(Entries with figure data)
** Start **
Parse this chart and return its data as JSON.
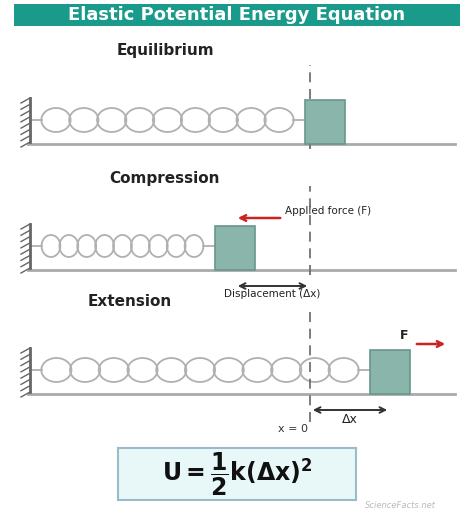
{
  "title": "Elastic Potential Energy Equation",
  "title_bg": "#1a9a8a",
  "title_fg": "#ffffff",
  "bg_color": "#ffffff",
  "wall_color": "#666666",
  "spring_color": "#b0b0b0",
  "block_color": "#8ab5aa",
  "block_edge_color": "#6a9590",
  "ground_color": "#aaaaaa",
  "dashed_color": "#666666",
  "arrow_color": "#cc2222",
  "disp_arrow_color": "#333333",
  "label_equilibrium": "Equilibrium",
  "label_compression": "Compression",
  "label_extension": "Extension",
  "label_applied": "Applied force (F)",
  "label_displacement": "Displacement (Δx)",
  "label_x0": "x = 0",
  "label_dx": "Δx",
  "label_F": "F",
  "formula_bg": "#e8f8f8",
  "formula_edge": "#99bbcc",
  "watermark": "ScienceFacts.net"
}
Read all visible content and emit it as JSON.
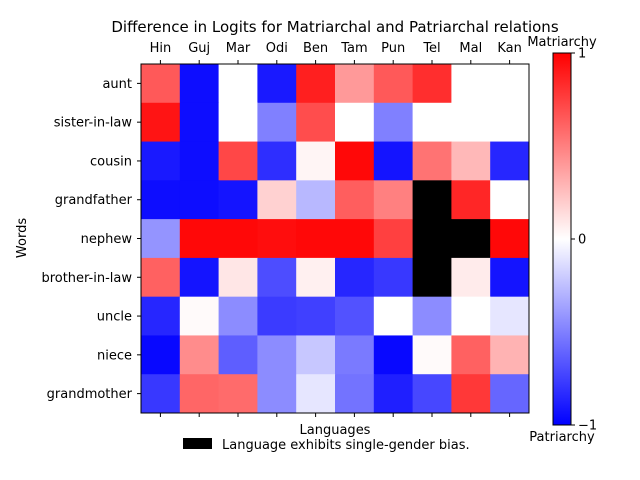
{
  "chart_data": {
    "type": "heatmap",
    "title": "Difference in Logits for Matriarchal and Patriarchal relations",
    "xlabel": "Languages",
    "ylabel": "Words",
    "columns": [
      "Hin",
      "Guj",
      "Mar",
      "Odi",
      "Ben",
      "Tam",
      "Pun",
      "Tel",
      "Mal",
      "Kan"
    ],
    "rows": [
      "aunt",
      "sister-in-law",
      "cousin",
      "grandfather",
      "nephew",
      "brother-in-law",
      "uncle",
      "niece",
      "grandmother"
    ],
    "values": [
      [
        0.65,
        -0.95,
        0.0,
        -0.9,
        0.88,
        0.4,
        0.65,
        0.82,
        0.0,
        0.0
      ],
      [
        0.92,
        -0.95,
        0.0,
        -0.5,
        0.7,
        0.0,
        -0.5,
        0.0,
        0.0,
        0.0
      ],
      [
        -0.9,
        -0.95,
        0.72,
        -0.82,
        0.04,
        0.97,
        -0.92,
        0.55,
        0.28,
        -0.85
      ],
      [
        -0.95,
        -0.95,
        -0.92,
        0.18,
        -0.28,
        0.63,
        0.5,
        null,
        0.85,
        0.0
      ],
      [
        -0.42,
        0.97,
        0.97,
        0.95,
        0.97,
        0.97,
        0.75,
        null,
        null,
        0.97
      ],
      [
        0.62,
        -0.92,
        0.1,
        -0.7,
        0.06,
        -0.85,
        -0.78,
        null,
        0.08,
        -0.92
      ],
      [
        -0.85,
        0.02,
        -0.45,
        -0.77,
        -0.75,
        -0.68,
        0.0,
        -0.45,
        0.0,
        -0.1
      ],
      [
        -0.97,
        0.45,
        -0.63,
        -0.45,
        -0.22,
        -0.52,
        -0.97,
        0.02,
        0.62,
        0.3
      ],
      [
        -0.78,
        0.6,
        0.58,
        -0.45,
        -0.1,
        -0.55,
        -0.88,
        -0.72,
        0.78,
        -0.6
      ]
    ],
    "null_meaning": "single-gender bias",
    "null_color": "#000000",
    "colormap": "bwr",
    "colormap_colors": {
      "low": "#0000ff",
      "mid": "#ffffff",
      "high": "#ff0000"
    },
    "vmin": -1,
    "vmax": 1,
    "colorbar": {
      "ticks": [
        "−1",
        "0",
        "1"
      ],
      "top_label": "Matriarchy",
      "bottom_label": "Patriarchy"
    },
    "legend": {
      "label": "Language exhibits single-gender bias.",
      "placement": "bottom-center"
    },
    "grid": false
  }
}
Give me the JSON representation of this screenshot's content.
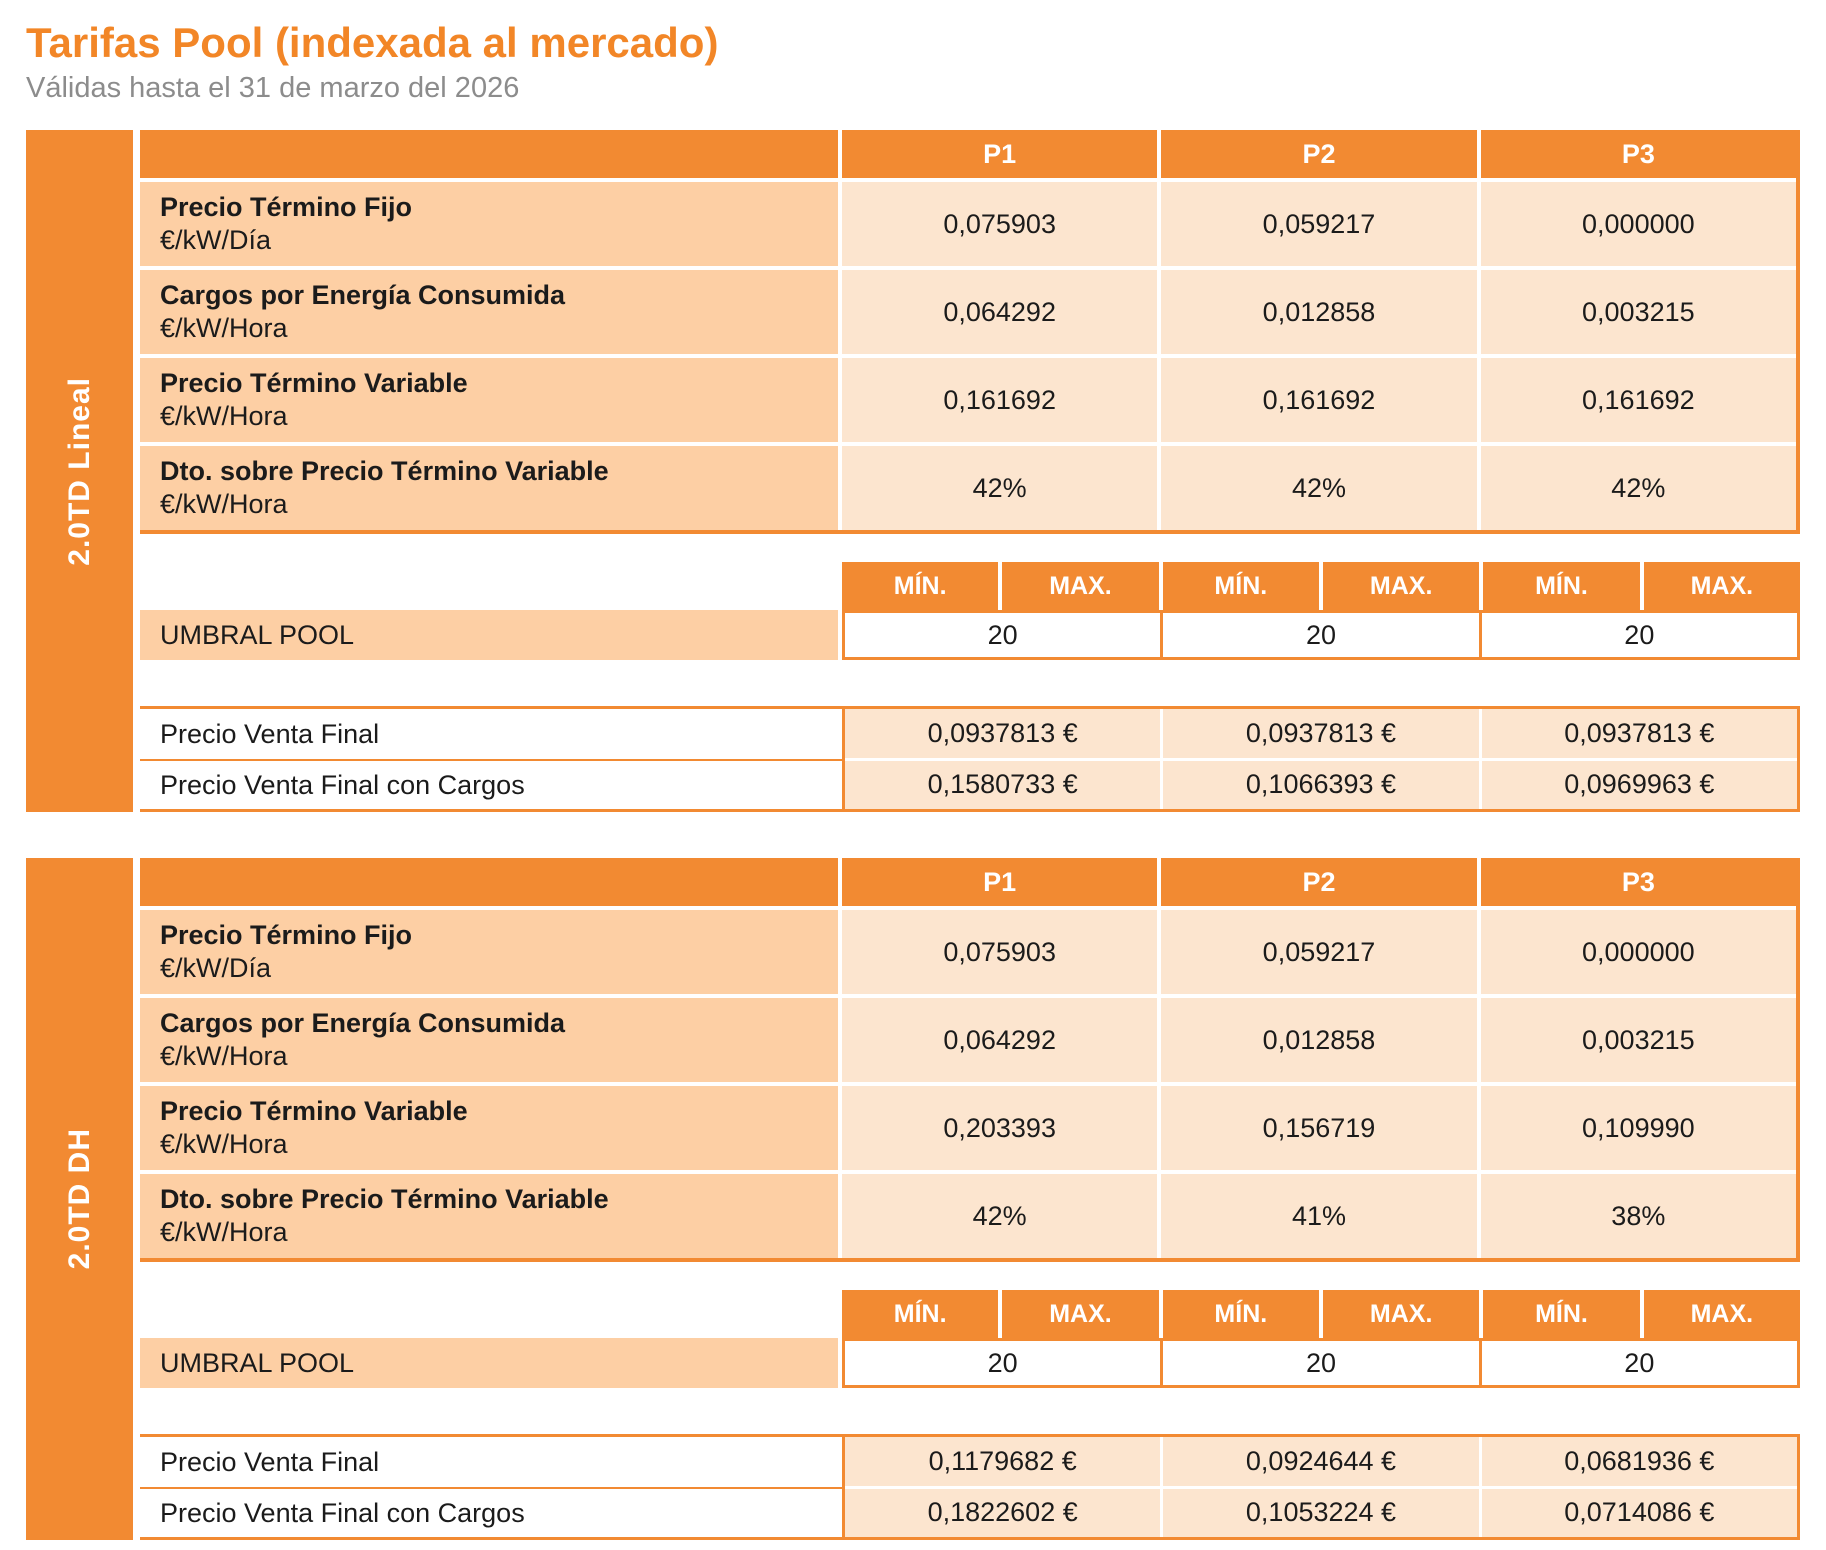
{
  "page": {
    "title": "Tarifas Pool (indexada al mercado)",
    "subtitle": "Válidas hasta el 31 de marzo del 2026"
  },
  "colors": {
    "accent_orange": "#f28a32",
    "title_orange": "#f28627",
    "label_cell_bg": "#fdcfa4",
    "value_cell_bg": "#fce5cf",
    "subtitle_gray": "#8c8c8c"
  },
  "columns": [
    "P1",
    "P2",
    "P3"
  ],
  "minmax": {
    "min": "MÍN.",
    "max": "MAX."
  },
  "tables": [
    {
      "name": "2.0TD Lineal",
      "rows": [
        {
          "label": "Precio Término Fijo",
          "unit": "€/kW/Día",
          "values": [
            "0,075903",
            "0,059217",
            "0,000000"
          ]
        },
        {
          "label": "Cargos por Energía Consumida",
          "unit": "€/kW/Hora",
          "values": [
            "0,064292",
            "0,012858",
            "0,003215"
          ]
        },
        {
          "label": "Precio Término Variable",
          "unit": "€/kW/Hora",
          "values": [
            "0,161692",
            "0,161692",
            "0,161692"
          ]
        },
        {
          "label": "Dto. sobre Precio Término Variable",
          "unit": "€/kW/Hora",
          "values": [
            "42%",
            "42%",
            "42%"
          ]
        }
      ],
      "umbral": {
        "label": "UMBRAL POOL",
        "values": [
          "20",
          "20",
          "20"
        ]
      },
      "final": [
        {
          "label": "Precio Venta Final",
          "values": [
            "0,0937813 €",
            "0,0937813 €",
            "0,0937813 €"
          ]
        },
        {
          "label": "Precio Venta Final con Cargos",
          "values": [
            "0,1580733 €",
            "0,1066393 €",
            "0,0969963 €"
          ]
        }
      ]
    },
    {
      "name": "2.0TD DH",
      "rows": [
        {
          "label": "Precio Término Fijo",
          "unit": "€/kW/Día",
          "values": [
            "0,075903",
            "0,059217",
            "0,000000"
          ]
        },
        {
          "label": "Cargos por Energía Consumida",
          "unit": "€/kW/Hora",
          "values": [
            "0,064292",
            "0,012858",
            "0,003215"
          ]
        },
        {
          "label": "Precio Término Variable",
          "unit": "€/kW/Hora",
          "values": [
            "0,203393",
            "0,156719",
            "0,109990"
          ]
        },
        {
          "label": "Dto. sobre Precio Término Variable",
          "unit": "€/kW/Hora",
          "values": [
            "42%",
            "41%",
            "38%"
          ]
        }
      ],
      "umbral": {
        "label": "UMBRAL POOL",
        "values": [
          "20",
          "20",
          "20"
        ]
      },
      "final": [
        {
          "label": "Precio Venta Final",
          "values": [
            "0,1179682 €",
            "0,0924644 €",
            "0,0681936 €"
          ]
        },
        {
          "label": "Precio Venta Final con Cargos",
          "values": [
            "0,1822602 €",
            "0,1053224 €",
            "0,0714086 €"
          ]
        }
      ]
    }
  ]
}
** End **
Given problem: Skip the pictures and transcribe the rest of the records exactly.

Task output:
Parse this chart and return its data as JSON.
{
  "title": "Elastic Potential Energy Equation",
  "title_bg": "#1a9a8a",
  "title_fg": "#ffffff",
  "bg_color": "#ffffff",
  "wall_color": "#666666",
  "spring_color": "#b0b0b0",
  "block_color": "#8ab5aa",
  "block_edge_color": "#6a9590",
  "ground_color": "#aaaaaa",
  "dashed_color": "#666666",
  "arrow_color": "#cc2222",
  "disp_arrow_color": "#333333",
  "label_equilibrium": "Equilibrium",
  "label_compression": "Compression",
  "label_extension": "Extension",
  "label_applied": "Applied force (F)",
  "label_displacement": "Displacement (Δx)",
  "label_x0": "x = 0",
  "label_dx": "Δx",
  "label_F": "F",
  "formula_bg": "#e8f8f8",
  "formula_edge": "#99bbcc",
  "watermark": "ScienceFacts.net"
}
Read all visible content and emit it as JSON.
{
  "chart_data": {
    "type": "heatmap",
    "title": "Difference in Logits for Matriarchal and Patriarchal relations",
    "xlabel": "Languages",
    "ylabel": "Words",
    "columns": [
      "Hin",
      "Guj",
      "Mar",
      "Odi",
      "Ben",
      "Tam",
      "Pun",
      "Tel",
      "Mal",
      "Kan"
    ],
    "rows": [
      "aunt",
      "sister-in-law",
      "cousin",
      "grandfather",
      "nephew",
      "brother-in-law",
      "uncle",
      "niece",
      "grandmother"
    ],
    "values": [
      [
        0.65,
        -0.95,
        0.0,
        -0.9,
        0.88,
        0.4,
        0.65,
        0.82,
        0.0,
        0.0
      ],
      [
        0.92,
        -0.95,
        0.0,
        -0.5,
        0.7,
        0.0,
        -0.5,
        0.0,
        0.0,
        0.0
      ],
      [
        -0.9,
        -0.95,
        0.72,
        -0.82,
        0.04,
        0.97,
        -0.92,
        0.55,
        0.28,
        -0.85
      ],
      [
        -0.95,
        -0.95,
        -0.92,
        0.18,
        -0.28,
        0.63,
        0.5,
        null,
        0.85,
        0.0
      ],
      [
        -0.42,
        0.97,
        0.97,
        0.95,
        0.97,
        0.97,
        0.75,
        null,
        null,
        0.97
      ],
      [
        0.62,
        -0.92,
        0.1,
        -0.7,
        0.06,
        -0.85,
        -0.78,
        null,
        0.08,
        -0.92
      ],
      [
        -0.85,
        0.02,
        -0.45,
        -0.77,
        -0.75,
        -0.68,
        0.0,
        -0.45,
        0.0,
        -0.1
      ],
      [
        -0.97,
        0.45,
        -0.63,
        -0.45,
        -0.22,
        -0.52,
        -0.97,
        0.02,
        0.62,
        0.3
      ],
      [
        -0.78,
        0.6,
        0.58,
        -0.45,
        -0.1,
        -0.55,
        -0.88,
        -0.72,
        0.78,
        -0.6
      ]
    ],
    "null_meaning": "single-gender bias",
    "null_color": "#000000",
    "colormap": "bwr",
    "colormap_colors": {
      "low": "#0000ff",
      "mid": "#ffffff",
      "high": "#ff0000"
    },
    "vmin": -1,
    "vmax": 1,
    "colorbar": {
      "ticks": [
        "−1",
        "0",
        "1"
      ],
      "top_label": "Matriarchy",
      "bottom_label": "Patriarchy"
    },
    "legend": {
      "label": "Language exhibits single-gender bias.",
      "placement": "bottom-center"
    },
    "grid": false
  }
}
Give me the JSON representation of this screenshot's content.
{
  "page": {
    "title": "Tarifas Pool (indexada al mercado)",
    "subtitle": "Válidas hasta el 31 de marzo del 2026"
  },
  "colors": {
    "accent_orange": "#f28a32",
    "title_orange": "#f28627",
    "label_cell_bg": "#fdcfa4",
    "value_cell_bg": "#fce5cf",
    "subtitle_gray": "#8c8c8c"
  },
  "columns": [
    "P1",
    "P2",
    "P3"
  ],
  "minmax": {
    "min": "MÍN.",
    "max": "MAX."
  },
  "tables": [
    {
      "name": "2.0TD Lineal",
      "rows": [
        {
          "label": "Precio Término Fijo",
          "unit": "€/kW/Día",
          "values": [
            "0,075903",
            "0,059217",
            "0,000000"
          ]
        },
        {
          "label": "Cargos por Energía Consumida",
          "unit": "€/kW/Hora",
          "values": [
            "0,064292",
            "0,012858",
            "0,003215"
          ]
        },
        {
          "label": "Precio Término Variable",
          "unit": "€/kW/Hora",
          "values": [
            "0,161692",
            "0,161692",
            "0,161692"
          ]
        },
        {
          "label": "Dto. sobre Precio Término Variable",
          "unit": "€/kW/Hora",
          "values": [
            "42%",
            "42%",
            "42%"
          ]
        }
      ],
      "umbral": {
        "label": "UMBRAL POOL",
        "values": [
          "20",
          "20",
          "20"
        ]
      },
      "final": [
        {
          "label": "Precio Venta Final",
          "values": [
            "0,0937813 €",
            "0,0937813 €",
            "0,0937813 €"
          ]
        },
        {
          "label": "Precio Venta Final con Cargos",
          "values": [
            "0,1580733 €",
            "0,1066393 €",
            "0,0969963 €"
          ]
        }
      ]
    },
    {
      "name": "2.0TD DH",
      "rows": [
        {
          "label": "Precio Término Fijo",
          "unit": "€/kW/Día",
          "values": [
            "0,075903",
            "0,059217",
            "0,000000"
          ]
        },
        {
          "label": "Cargos por Energía Consumida",
          "unit": "€/kW/Hora",
          "values": [
            "0,064292",
            "0,012858",
            "0,003215"
          ]
        },
        {
          "label": "Precio Término Variable",
          "unit": "€/kW/Hora",
          "values": [
            "0,203393",
            "0,156719",
            "0,109990"
          ]
        },
        {
          "label": "Dto. sobre Precio Término Variable",
          "unit": "€/kW/Hora",
          "values": [
            "42%",
            "41%",
            "38%"
          ]
        }
      ],
      "umbral": {
        "label": "UMBRAL POOL",
        "values": [
          "20",
          "20",
          "20"
        ]
      },
      "final": [
        {
          "label": "Precio Venta Final",
          "values": [
            "0,1179682 €",
            "0,0924644 €",
            "0,0681936 €"
          ]
        },
        {
          "label": "Precio Venta Final con Cargos",
          "values": [
            "0,1822602 €",
            "0,1053224 €",
            "0,0714086 €"
          ]
        }
      ]
    }
  ]
}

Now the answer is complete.